Your task is to output the entries below word for word.

§ Provided records:
>>>
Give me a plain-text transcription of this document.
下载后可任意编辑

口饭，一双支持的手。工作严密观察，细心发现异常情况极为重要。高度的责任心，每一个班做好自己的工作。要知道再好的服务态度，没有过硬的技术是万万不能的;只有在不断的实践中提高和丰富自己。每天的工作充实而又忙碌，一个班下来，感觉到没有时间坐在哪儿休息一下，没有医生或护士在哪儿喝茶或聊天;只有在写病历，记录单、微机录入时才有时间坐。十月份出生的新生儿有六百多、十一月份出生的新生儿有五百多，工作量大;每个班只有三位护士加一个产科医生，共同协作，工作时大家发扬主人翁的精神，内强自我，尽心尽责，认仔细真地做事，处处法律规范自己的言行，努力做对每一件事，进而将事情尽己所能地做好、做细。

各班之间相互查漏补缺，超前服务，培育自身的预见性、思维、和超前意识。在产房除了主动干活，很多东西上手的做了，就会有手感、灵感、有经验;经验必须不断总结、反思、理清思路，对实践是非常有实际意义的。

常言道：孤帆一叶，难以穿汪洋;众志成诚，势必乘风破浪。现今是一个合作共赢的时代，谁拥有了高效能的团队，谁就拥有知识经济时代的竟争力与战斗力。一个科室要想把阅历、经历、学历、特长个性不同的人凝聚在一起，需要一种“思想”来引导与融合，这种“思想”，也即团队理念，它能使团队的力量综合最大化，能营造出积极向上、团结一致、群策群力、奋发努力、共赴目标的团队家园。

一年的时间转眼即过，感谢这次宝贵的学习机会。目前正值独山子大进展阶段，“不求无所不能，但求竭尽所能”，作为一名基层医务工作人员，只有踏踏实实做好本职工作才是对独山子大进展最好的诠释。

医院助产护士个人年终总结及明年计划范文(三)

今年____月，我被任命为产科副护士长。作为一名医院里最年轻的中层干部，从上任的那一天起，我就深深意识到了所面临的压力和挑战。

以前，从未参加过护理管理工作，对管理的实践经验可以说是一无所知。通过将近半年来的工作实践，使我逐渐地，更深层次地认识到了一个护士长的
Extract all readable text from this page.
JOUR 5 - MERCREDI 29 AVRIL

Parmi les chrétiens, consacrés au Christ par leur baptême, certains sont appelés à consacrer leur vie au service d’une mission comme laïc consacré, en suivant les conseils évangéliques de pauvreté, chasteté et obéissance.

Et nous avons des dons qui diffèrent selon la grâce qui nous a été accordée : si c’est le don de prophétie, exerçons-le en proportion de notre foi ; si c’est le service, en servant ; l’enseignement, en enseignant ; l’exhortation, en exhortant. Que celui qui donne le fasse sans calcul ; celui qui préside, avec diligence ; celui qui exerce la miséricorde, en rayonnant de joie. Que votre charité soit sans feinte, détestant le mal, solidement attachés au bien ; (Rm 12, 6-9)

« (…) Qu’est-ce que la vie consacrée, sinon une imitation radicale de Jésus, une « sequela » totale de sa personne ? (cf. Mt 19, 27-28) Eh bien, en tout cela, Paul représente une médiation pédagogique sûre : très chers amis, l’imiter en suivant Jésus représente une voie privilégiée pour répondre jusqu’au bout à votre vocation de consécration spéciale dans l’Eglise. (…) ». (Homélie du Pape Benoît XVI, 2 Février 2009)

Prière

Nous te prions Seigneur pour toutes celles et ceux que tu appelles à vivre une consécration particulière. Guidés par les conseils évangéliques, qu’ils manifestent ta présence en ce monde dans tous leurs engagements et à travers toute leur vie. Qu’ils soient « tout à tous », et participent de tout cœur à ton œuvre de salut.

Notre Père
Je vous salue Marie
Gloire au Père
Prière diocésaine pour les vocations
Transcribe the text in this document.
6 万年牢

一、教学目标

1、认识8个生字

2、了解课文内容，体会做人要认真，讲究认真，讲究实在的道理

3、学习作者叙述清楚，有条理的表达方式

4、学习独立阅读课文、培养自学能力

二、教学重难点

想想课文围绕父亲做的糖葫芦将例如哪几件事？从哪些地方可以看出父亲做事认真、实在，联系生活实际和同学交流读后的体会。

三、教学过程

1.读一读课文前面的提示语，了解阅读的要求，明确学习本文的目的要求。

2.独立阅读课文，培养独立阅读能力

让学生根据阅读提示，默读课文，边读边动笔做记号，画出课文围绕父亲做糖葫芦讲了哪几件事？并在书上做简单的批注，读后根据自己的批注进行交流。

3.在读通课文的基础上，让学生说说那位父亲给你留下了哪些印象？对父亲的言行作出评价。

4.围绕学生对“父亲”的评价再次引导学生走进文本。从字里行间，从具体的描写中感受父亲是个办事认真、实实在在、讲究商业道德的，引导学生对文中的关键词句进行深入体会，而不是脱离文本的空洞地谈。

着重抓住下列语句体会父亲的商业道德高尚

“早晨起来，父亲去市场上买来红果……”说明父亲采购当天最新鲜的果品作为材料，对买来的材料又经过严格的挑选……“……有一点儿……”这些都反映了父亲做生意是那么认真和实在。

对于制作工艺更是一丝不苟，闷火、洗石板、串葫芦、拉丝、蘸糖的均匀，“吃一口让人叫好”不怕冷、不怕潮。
<<<
§ Response to the task:
Give me a plain-text transcription of this document.
下载后可任意编辑

口饭，一双支持的手。工作严密观察，细心发现异常情况极为重要。高度的责任心，每一个班做好自己的工作。要知道再好的服务态度，没有过硬的技术是万万不能的;只有在不断的实践中提高和丰富自己。每天的工作充实而又忙碌，一个班下来，感觉到没有时间坐在哪儿休息一下，没有医生或护士在哪儿喝茶或聊天;只有在写病历，记录单、微机录入时才有时间坐。十月份出生的新生儿有六百多、十一月份出生的新生儿有五百多，工作量大;每个班只有三位护士加一个产科医生，共同协作，工作时大家发扬主人翁的精神，内强自我，尽心尽责，认仔细真地做事，处处法律规范自己的言行，努力做对每一件事，进而将事情尽己所能地做好、做细。

各班之间相互查漏补缺，超前服务，培育自身的预见性、思维、和超前意识。在产房除了主动干活，很多东西上手的做了，就会有手感、灵感、有经验;经验必须不断总结、反思、理清思路，对实践是非常有实际意义的。

常言道：孤帆一叶，难以穿汪洋;众志成诚，势必乘风破浪。现今是一个合作共赢的时代，谁拥有了高效能的团队，谁就拥有知识经济时代的竟争力与战斗力。一个科室要想把阅历、经历、学历、特长个性不同的人凝聚在一起，需要一种“思想”来引导与融合，这种“思想”，也即团队理念，它能使团队的力量综合最大化，能营造出积极向上、团结一致、群策群力、奋发努力、共赴目标的团队家园。

一年的时间转眼即过，感谢这次宝贵的学习机会。目前正值独山子大进展阶段，“不求无所不能，但求竭尽所能”，作为一名基层医务工作人员，只有踏踏实实做好本职工作才是对独山子大进展最好的诠释。

医院助产护士个人年终总结及明年计划范文(三)

今年____月，我被任命为产科副护士长。作为一名医院里最年轻的中层干部，从上任的那一天起，我就深深意识到了所面临的压力和挑战。

以前，从未参加过护理管理工作，对管理的实践经验可以说是一无所知。通过将近半年来的工作实践，使我逐渐地，更深层次地认识到了一个护士长的
Extract all readable text from this page.
JOUR 5 - MERCREDI 29 AVRIL

Parmi les chrétiens, consacrés au Christ par leur baptême, certains sont appelés à consacrer leur vie au service d’une mission comme laïc consacré, en suivant les conseils évangéliques de pauvreté, chasteté et obéissance.

Et nous avons des dons qui diffèrent selon la grâce qui nous a été accordée : si c’est le don de prophétie, exerçons-le en proportion de notre foi ; si c’est le service, en servant ; l’enseignement, en enseignant ; l’exhortation, en exhortant. Que celui qui donne le fasse sans calcul ; celui qui préside, avec diligence ; celui qui exerce la miséricorde, en rayonnant de joie. Que votre charité soit sans feinte, détestant le mal, solidement attachés au bien ; (Rm 12, 6-9)

« (…) Qu’est-ce que la vie consacrée, sinon une imitation radicale de Jésus, une « sequela » totale de sa personne ? (cf. Mt 19, 27-28) Eh bien, en tout cela, Paul représente une médiation pédagogique sûre : très chers amis, l’imiter en suivant Jésus représente une voie privilégiée pour répondre jusqu’au bout à votre vocation de consécration spéciale dans l’Eglise. (…) ». (Homélie du Pape Benoît XVI, 2 Février 2009)

Prière

Nous te prions Seigneur pour toutes celles et ceux que tu appelles à vivre une consécration particulière. Guidés par les conseils évangéliques, qu’ils manifestent ta présence en ce monde dans tous leurs engagements et à travers toute leur vie. Qu’ils soient « tout à tous », et participent de tout cœur à ton œuvre de salut.

Notre Père
Je vous salue Marie
Gloire au Père
Prière diocésaine pour les vocations
Transcribe the text in this document.
6 万年牢

一、教学目标

1、认识8个生字

2、了解课文内容，体会做人要认真，讲究认真，讲究实在的道理

3、学习作者叙述清楚，有条理的表达方式

4、学习独立阅读课文、培养自学能力

二、教学重难点

想想课文围绕父亲做的糖葫芦将例如哪几件事？从哪些地方可以看出父亲做事认真、实在，联系生活实际和同学交流读后的体会。

三、教学过程

1.读一读课文前面的提示语，了解阅读的要求，明确学习本文的目的要求。

2.独立阅读课文，培养独立阅读能力

让学生根据阅读提示，默读课文，边读边动笔做记号，画出课文围绕父亲做糖葫芦讲了哪几件事？并在书上做简单的批注，读后根据自己的批注进行交流。

3.在读通课文的基础上，让学生说说那位父亲给你留下了哪些印象？对父亲的言行作出评价。

4.围绕学生对“父亲”的评价再次引导学生走进文本。从字里行间，从具体的描写中感受父亲是个办事认真、实实在在、讲究商业道德的，引导学生对文中的关键词句进行深入体会，而不是脱离文本的空洞地谈。

着重抓住下列语句体会父亲的商业道德高尚

“早晨起来，父亲去市场上买来红果……”说明父亲采购当天最新鲜的果品作为材料，对买来的材料又经过严格的挑选……“……有一点儿……”这些都反映了父亲做生意是那么认真和实在。

对于制作工艺更是一丝不苟，闷火、洗石板、串葫芦、拉丝、蘸糖的均匀，“吃一口让人叫好”不怕冷、不怕潮。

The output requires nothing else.